### Listed records
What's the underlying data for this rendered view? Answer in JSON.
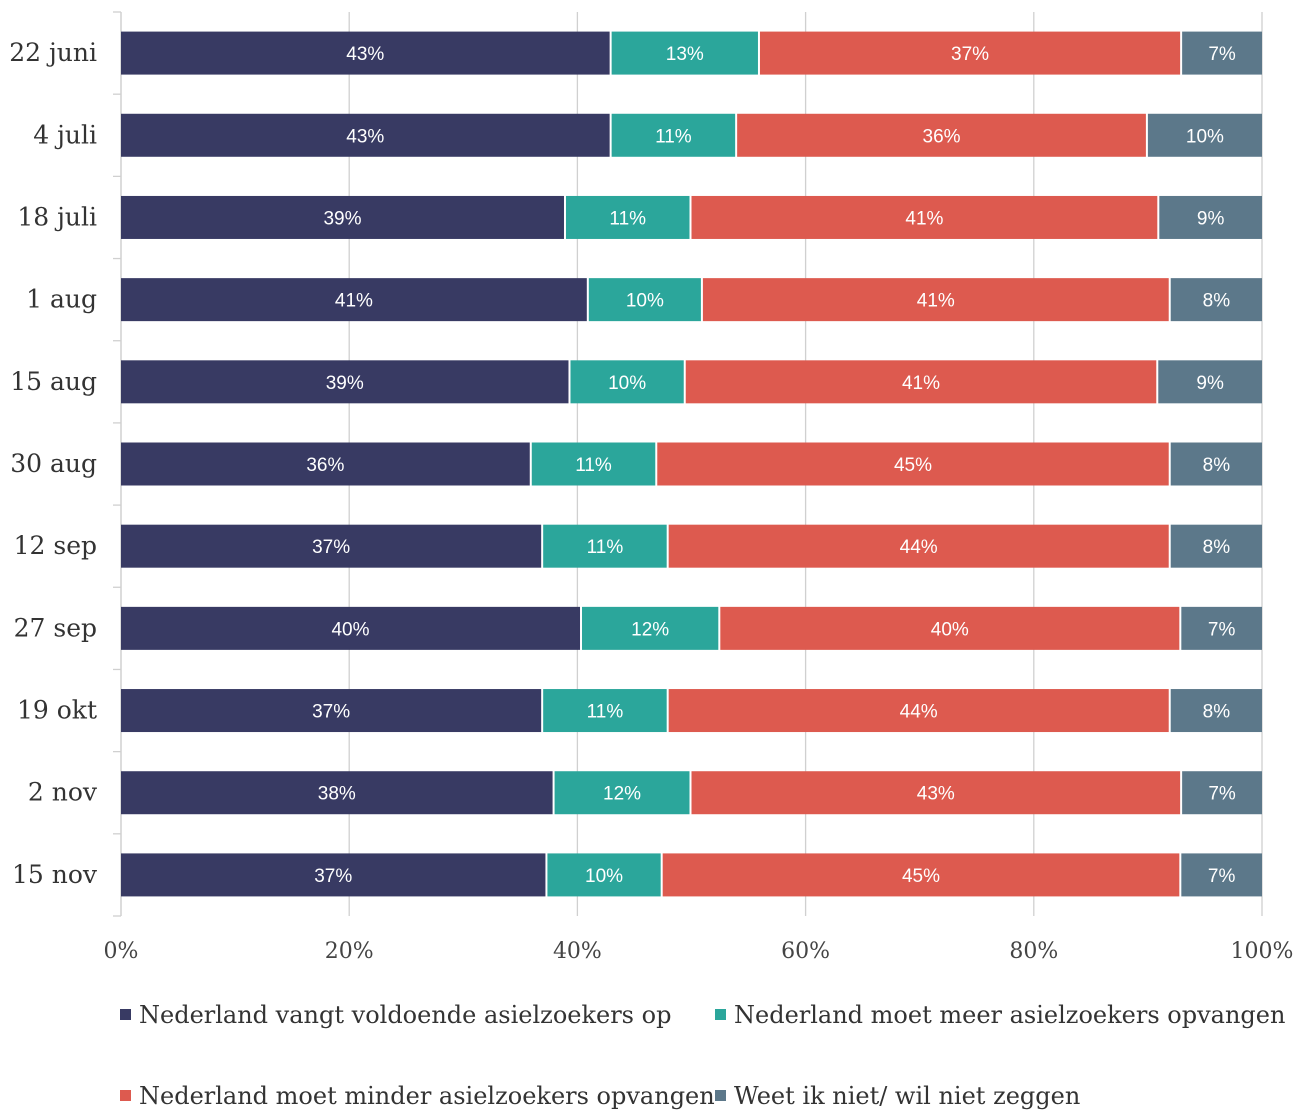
{
  "chart_data": {
    "type": "bar",
    "orientation": "horizontal",
    "stacked": true,
    "percent_stacked": true,
    "categories": [
      "22 juni",
      "4 juli",
      "18 juli",
      "1 aug",
      "15 aug",
      "30 aug",
      "12 sep",
      "27 sep",
      "19 okt",
      "2 nov",
      "15 nov"
    ],
    "series": [
      {
        "name": "Nederland vangt voldoende asielzoekers op",
        "color": "#383a63",
        "values": [
          43,
          43,
          39,
          41,
          39,
          36,
          37,
          40,
          37,
          38,
          37
        ],
        "labels": [
          "43%",
          "43%",
          "39%",
          "41%",
          "39%",
          "36%",
          "37%",
          "40%",
          "37%",
          "38%",
          "37%"
        ]
      },
      {
        "name": "Nederland moet meer asielzoekers opvangen",
        "color": "#2ba69b",
        "values": [
          13,
          11,
          11,
          10,
          10,
          11,
          11,
          12,
          11,
          12,
          10
        ],
        "labels": [
          "13%",
          "11%",
          "11%",
          "10%",
          "10%",
          "11%",
          "11%",
          "12%",
          "11%",
          "12%",
          "10%"
        ]
      },
      {
        "name": "Nederland moet minder asielzoekers opvangen",
        "color": "#dd5a4f",
        "values": [
          37,
          36,
          41,
          41,
          41,
          45,
          44,
          40,
          44,
          43,
          45
        ],
        "labels": [
          "37%",
          "36%",
          "41%",
          "41%",
          "41%",
          "45%",
          "44%",
          "40%",
          "44%",
          "43%",
          "45%"
        ]
      },
      {
        "name": "Weet ik niet/ wil niet zeggen",
        "color": "#5c788a",
        "values": [
          7,
          10,
          9,
          8,
          9,
          8,
          8,
          7,
          8,
          7,
          7
        ],
        "labels": [
          "7%",
          "10%",
          "9%",
          "8%",
          "9%",
          "8%",
          "8%",
          "7%",
          "8%",
          "7%",
          "7%"
        ]
      }
    ],
    "x_ticks": [
      "0%",
      "20%",
      "40%",
      "60%",
      "80%",
      "100%"
    ],
    "xlim": [
      0,
      100
    ],
    "grid": true,
    "legend_position": "bottom"
  }
}
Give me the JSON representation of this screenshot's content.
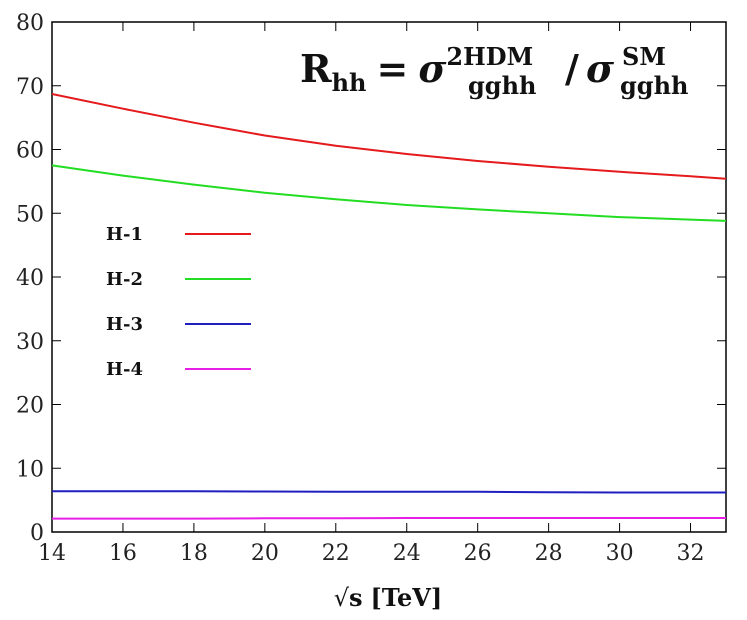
{
  "chart_data": {
    "type": "line",
    "title": "",
    "xlabel": "√s [TeV]",
    "xlabel_parts": {
      "root": "√",
      "var": "s",
      "unit": "[TeV]"
    },
    "ylabel": "",
    "xlim": [
      14,
      33
    ],
    "ylim": [
      0,
      80
    ],
    "xticks": [
      14,
      16,
      18,
      20,
      22,
      24,
      26,
      28,
      30,
      32
    ],
    "yticks": [
      0,
      10,
      20,
      30,
      40,
      50,
      60,
      70,
      80
    ],
    "grid": false,
    "legend_placement": "left",
    "annotation": {
      "text": "R_hh = σ_gghh^2HDM / σ_gghh^SM",
      "parts": {
        "R": "R",
        "R_sub": "hh",
        "eq": "=",
        "sigma1": "σ",
        "sigma1_sup": "2HDM",
        "sigma1_sub": "gghh",
        "slash": "/",
        "sigma2": "σ",
        "sigma2_sup": "SM",
        "sigma2_sub": "gghh"
      }
    },
    "x": [
      14,
      16,
      18,
      20,
      22,
      24,
      26,
      28,
      30,
      32,
      33
    ],
    "series": [
      {
        "name": "H-1",
        "color": "#e41a1c",
        "values": [
          68.7,
          66.4,
          64.2,
          62.2,
          60.6,
          59.3,
          58.2,
          57.3,
          56.5,
          55.8,
          55.4
        ]
      },
      {
        "name": "H-2",
        "color": "#22dd22",
        "values": [
          57.5,
          55.9,
          54.5,
          53.2,
          52.2,
          51.3,
          50.6,
          50.0,
          49.4,
          49.0,
          48.8
        ]
      },
      {
        "name": "H-3",
        "color": "#1f1fbf",
        "values": [
          6.4,
          6.4,
          6.4,
          6.35,
          6.3,
          6.3,
          6.3,
          6.25,
          6.2,
          6.2,
          6.2
        ]
      },
      {
        "name": "H-4",
        "color": "#e61ee6",
        "values": [
          2.1,
          2.1,
          2.1,
          2.15,
          2.15,
          2.2,
          2.2,
          2.2,
          2.2,
          2.2,
          2.2
        ]
      }
    ]
  }
}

### Task directions
What is the number of lines in this listing that contain the word "true"? Answer with that number and nothing else.

### Expected output
3